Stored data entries
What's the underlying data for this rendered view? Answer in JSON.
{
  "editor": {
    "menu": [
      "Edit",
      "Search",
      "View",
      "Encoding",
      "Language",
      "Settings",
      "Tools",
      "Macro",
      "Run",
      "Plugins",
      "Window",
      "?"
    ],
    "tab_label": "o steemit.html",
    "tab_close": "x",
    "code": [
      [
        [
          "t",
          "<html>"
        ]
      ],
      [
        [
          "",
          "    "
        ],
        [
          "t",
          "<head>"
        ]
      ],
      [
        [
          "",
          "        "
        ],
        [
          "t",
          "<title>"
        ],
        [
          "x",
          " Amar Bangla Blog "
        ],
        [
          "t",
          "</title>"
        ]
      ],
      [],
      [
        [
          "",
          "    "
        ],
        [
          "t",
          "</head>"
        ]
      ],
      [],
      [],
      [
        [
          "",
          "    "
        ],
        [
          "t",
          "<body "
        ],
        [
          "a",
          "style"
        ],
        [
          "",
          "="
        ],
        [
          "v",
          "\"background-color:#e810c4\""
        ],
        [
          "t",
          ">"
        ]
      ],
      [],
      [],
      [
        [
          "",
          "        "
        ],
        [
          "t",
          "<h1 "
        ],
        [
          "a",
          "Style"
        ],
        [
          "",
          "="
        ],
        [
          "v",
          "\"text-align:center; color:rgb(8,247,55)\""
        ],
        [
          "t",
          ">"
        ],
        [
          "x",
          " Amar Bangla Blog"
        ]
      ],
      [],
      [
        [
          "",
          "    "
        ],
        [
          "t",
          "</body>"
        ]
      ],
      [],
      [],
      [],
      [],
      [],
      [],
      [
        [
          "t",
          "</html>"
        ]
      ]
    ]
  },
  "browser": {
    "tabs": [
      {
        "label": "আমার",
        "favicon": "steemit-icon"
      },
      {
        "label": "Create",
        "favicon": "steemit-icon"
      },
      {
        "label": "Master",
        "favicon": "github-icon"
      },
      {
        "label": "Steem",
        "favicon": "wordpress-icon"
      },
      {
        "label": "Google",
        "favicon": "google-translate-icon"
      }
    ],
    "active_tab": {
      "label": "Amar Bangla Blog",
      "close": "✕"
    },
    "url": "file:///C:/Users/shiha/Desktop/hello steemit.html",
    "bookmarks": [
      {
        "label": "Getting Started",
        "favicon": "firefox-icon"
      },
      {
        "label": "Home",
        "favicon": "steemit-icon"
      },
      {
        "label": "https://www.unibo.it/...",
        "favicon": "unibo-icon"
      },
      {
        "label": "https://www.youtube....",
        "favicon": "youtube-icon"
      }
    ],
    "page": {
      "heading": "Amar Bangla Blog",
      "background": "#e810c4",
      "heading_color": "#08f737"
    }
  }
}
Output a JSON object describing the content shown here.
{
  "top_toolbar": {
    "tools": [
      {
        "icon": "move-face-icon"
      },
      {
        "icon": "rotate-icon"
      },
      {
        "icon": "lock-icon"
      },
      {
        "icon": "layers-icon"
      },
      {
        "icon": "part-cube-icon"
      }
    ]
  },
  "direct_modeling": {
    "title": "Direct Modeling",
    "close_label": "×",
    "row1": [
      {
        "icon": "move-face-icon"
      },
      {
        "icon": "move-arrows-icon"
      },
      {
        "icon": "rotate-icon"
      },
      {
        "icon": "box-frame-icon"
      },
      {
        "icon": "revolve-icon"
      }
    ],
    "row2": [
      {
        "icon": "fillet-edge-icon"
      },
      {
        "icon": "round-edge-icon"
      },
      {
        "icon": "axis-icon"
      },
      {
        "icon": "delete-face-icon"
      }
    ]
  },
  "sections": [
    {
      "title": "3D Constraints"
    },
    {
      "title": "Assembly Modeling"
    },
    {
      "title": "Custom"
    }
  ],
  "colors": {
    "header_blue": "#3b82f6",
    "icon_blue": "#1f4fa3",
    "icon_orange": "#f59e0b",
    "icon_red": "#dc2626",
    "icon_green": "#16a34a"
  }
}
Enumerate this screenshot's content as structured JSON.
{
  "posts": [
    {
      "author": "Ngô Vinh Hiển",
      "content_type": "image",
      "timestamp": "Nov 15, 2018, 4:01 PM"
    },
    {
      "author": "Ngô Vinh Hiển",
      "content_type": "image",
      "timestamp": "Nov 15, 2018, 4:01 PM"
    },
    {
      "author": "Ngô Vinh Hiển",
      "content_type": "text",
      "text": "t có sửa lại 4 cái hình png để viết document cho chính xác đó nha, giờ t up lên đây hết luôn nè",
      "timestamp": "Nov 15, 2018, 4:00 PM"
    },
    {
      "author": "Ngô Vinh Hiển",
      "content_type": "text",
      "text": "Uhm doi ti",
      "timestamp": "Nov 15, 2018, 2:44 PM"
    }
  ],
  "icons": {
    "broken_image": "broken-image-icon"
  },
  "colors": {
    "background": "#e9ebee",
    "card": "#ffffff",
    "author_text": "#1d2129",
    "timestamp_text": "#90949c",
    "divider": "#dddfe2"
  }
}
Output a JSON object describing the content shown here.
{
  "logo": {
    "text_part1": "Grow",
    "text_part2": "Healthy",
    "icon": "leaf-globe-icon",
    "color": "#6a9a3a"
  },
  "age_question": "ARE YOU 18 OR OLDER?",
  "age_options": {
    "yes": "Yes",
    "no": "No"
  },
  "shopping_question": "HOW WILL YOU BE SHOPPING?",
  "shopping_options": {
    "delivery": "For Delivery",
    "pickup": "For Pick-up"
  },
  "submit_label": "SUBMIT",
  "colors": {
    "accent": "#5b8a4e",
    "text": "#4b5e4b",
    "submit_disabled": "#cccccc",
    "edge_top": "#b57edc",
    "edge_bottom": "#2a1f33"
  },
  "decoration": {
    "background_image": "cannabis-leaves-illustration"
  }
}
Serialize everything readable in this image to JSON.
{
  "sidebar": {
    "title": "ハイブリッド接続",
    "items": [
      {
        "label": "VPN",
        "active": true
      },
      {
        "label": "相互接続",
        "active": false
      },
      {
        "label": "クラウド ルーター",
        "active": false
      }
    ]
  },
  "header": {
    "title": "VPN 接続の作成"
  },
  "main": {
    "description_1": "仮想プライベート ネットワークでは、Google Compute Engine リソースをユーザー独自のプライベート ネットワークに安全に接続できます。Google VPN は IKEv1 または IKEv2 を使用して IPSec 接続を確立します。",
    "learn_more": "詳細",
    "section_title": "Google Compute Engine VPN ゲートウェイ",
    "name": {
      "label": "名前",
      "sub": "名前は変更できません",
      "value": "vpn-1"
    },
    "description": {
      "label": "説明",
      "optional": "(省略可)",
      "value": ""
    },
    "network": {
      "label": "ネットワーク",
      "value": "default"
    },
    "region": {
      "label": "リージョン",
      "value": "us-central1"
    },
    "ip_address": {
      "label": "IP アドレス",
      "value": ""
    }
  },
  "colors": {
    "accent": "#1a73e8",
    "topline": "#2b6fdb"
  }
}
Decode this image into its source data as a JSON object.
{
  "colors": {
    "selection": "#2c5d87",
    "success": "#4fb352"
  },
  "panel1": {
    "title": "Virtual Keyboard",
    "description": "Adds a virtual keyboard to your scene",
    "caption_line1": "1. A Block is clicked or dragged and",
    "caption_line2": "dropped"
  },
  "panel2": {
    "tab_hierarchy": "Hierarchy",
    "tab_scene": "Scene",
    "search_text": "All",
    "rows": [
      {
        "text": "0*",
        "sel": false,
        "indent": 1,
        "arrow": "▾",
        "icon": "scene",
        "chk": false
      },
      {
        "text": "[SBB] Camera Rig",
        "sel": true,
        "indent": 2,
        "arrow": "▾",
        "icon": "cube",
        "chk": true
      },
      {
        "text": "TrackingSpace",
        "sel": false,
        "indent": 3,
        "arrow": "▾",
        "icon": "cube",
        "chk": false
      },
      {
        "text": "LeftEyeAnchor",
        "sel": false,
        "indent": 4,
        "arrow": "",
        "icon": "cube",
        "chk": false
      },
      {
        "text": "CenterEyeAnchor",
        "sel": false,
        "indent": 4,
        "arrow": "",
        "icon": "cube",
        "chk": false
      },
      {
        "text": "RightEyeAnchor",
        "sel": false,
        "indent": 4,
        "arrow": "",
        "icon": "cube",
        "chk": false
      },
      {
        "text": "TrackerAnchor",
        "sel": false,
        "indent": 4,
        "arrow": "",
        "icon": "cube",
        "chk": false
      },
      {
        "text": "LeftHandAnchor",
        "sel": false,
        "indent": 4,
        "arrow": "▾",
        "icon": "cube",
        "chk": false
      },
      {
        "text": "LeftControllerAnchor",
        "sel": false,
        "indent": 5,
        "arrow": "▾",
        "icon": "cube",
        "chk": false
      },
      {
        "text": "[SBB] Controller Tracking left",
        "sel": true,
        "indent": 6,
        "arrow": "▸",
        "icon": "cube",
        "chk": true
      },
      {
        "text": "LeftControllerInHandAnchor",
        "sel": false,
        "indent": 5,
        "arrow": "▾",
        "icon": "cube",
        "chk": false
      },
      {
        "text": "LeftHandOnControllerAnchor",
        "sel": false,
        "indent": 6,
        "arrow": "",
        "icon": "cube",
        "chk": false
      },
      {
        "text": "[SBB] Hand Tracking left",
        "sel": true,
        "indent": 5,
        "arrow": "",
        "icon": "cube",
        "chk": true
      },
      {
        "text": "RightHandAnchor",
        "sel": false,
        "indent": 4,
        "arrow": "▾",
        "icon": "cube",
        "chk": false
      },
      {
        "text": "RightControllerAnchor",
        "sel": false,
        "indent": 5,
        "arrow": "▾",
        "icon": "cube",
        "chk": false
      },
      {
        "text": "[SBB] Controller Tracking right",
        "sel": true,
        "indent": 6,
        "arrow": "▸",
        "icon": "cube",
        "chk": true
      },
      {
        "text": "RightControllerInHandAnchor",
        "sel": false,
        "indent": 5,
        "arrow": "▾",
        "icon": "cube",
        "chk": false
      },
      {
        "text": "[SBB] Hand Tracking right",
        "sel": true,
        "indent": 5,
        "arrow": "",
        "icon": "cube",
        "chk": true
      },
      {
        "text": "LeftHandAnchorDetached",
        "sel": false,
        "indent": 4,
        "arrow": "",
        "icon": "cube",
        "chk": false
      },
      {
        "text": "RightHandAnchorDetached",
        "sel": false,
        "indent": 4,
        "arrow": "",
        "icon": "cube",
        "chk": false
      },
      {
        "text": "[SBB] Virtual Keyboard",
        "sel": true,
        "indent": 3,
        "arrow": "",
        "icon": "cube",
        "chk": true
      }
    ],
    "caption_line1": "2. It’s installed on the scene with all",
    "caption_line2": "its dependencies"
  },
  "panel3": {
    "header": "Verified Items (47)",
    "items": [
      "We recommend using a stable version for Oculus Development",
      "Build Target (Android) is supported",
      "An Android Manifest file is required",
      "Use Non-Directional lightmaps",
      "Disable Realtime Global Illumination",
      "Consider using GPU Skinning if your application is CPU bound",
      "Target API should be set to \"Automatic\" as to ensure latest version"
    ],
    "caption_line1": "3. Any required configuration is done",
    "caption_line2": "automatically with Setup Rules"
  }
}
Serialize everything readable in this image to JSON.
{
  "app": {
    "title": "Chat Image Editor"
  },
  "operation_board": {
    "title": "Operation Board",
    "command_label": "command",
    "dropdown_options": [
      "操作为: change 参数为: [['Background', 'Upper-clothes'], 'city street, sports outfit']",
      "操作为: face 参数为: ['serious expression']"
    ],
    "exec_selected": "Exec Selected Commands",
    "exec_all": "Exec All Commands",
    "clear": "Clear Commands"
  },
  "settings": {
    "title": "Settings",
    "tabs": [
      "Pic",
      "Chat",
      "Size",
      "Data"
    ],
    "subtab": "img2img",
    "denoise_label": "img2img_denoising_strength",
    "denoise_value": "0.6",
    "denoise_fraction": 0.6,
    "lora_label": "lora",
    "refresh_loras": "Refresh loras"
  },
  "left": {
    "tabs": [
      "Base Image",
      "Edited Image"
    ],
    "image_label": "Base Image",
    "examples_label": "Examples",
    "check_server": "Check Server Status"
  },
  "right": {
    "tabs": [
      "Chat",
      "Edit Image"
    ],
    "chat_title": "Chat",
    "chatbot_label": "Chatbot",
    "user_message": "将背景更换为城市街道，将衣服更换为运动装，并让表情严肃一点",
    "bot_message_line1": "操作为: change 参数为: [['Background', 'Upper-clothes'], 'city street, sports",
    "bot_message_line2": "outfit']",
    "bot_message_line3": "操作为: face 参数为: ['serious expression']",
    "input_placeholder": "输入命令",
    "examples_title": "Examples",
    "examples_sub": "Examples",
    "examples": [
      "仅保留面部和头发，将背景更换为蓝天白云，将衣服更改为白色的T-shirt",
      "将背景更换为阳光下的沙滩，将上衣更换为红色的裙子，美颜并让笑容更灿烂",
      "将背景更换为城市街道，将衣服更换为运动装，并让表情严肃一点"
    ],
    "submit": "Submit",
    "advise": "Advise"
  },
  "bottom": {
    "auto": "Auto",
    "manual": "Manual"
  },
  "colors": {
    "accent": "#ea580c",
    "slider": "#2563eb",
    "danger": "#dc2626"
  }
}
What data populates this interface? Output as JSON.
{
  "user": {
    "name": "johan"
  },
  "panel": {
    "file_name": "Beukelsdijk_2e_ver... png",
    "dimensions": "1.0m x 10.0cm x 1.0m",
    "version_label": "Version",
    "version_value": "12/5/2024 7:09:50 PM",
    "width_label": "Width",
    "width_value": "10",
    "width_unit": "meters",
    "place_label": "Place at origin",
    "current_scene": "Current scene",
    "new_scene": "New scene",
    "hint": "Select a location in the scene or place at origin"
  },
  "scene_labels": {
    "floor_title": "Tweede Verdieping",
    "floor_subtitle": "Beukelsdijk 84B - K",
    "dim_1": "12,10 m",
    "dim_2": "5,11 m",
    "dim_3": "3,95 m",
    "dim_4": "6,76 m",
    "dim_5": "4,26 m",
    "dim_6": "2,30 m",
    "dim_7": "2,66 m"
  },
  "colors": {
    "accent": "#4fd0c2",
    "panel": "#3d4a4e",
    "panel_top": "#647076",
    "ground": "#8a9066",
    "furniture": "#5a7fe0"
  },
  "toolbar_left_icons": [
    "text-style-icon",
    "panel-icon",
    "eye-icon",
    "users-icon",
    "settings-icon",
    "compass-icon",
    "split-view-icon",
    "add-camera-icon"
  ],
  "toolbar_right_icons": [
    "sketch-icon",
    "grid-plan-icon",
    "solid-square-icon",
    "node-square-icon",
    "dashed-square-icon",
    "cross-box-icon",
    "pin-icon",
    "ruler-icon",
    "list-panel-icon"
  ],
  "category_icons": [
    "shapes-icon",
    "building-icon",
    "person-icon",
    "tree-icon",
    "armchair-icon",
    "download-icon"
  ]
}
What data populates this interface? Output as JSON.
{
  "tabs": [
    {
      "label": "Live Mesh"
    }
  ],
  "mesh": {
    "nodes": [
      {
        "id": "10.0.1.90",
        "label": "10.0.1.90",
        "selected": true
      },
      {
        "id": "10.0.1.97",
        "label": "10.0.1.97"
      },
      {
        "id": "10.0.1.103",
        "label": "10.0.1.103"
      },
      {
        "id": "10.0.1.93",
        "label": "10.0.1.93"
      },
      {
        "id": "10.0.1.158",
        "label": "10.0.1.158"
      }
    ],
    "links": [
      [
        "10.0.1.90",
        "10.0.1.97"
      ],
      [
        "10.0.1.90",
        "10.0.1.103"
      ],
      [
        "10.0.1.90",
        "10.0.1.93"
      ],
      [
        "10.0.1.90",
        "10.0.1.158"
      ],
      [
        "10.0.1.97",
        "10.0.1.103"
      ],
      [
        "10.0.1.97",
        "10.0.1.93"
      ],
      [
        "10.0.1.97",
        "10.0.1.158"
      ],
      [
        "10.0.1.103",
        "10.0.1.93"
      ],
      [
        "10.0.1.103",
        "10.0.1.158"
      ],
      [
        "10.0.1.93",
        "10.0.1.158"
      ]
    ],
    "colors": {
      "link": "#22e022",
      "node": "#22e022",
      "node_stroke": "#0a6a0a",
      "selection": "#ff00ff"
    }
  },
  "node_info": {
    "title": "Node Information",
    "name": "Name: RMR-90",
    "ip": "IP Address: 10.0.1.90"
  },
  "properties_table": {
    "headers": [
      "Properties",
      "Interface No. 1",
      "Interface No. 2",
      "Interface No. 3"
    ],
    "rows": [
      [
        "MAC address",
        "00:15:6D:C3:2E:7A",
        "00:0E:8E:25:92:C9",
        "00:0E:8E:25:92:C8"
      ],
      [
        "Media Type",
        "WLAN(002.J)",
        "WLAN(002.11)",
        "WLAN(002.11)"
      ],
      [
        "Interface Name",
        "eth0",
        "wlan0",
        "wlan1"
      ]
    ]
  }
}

## Prompt
Scan the lines above for "change", then copy every one that has it.

## Output
      "操作为: change 参数为: [['Background', 'Upper-clothes'], 'city street, sports outfit']",
    "bot_message_line1": "操作为: change 参数为: [['Background', 'Upper-clothes'], 'city street, sports",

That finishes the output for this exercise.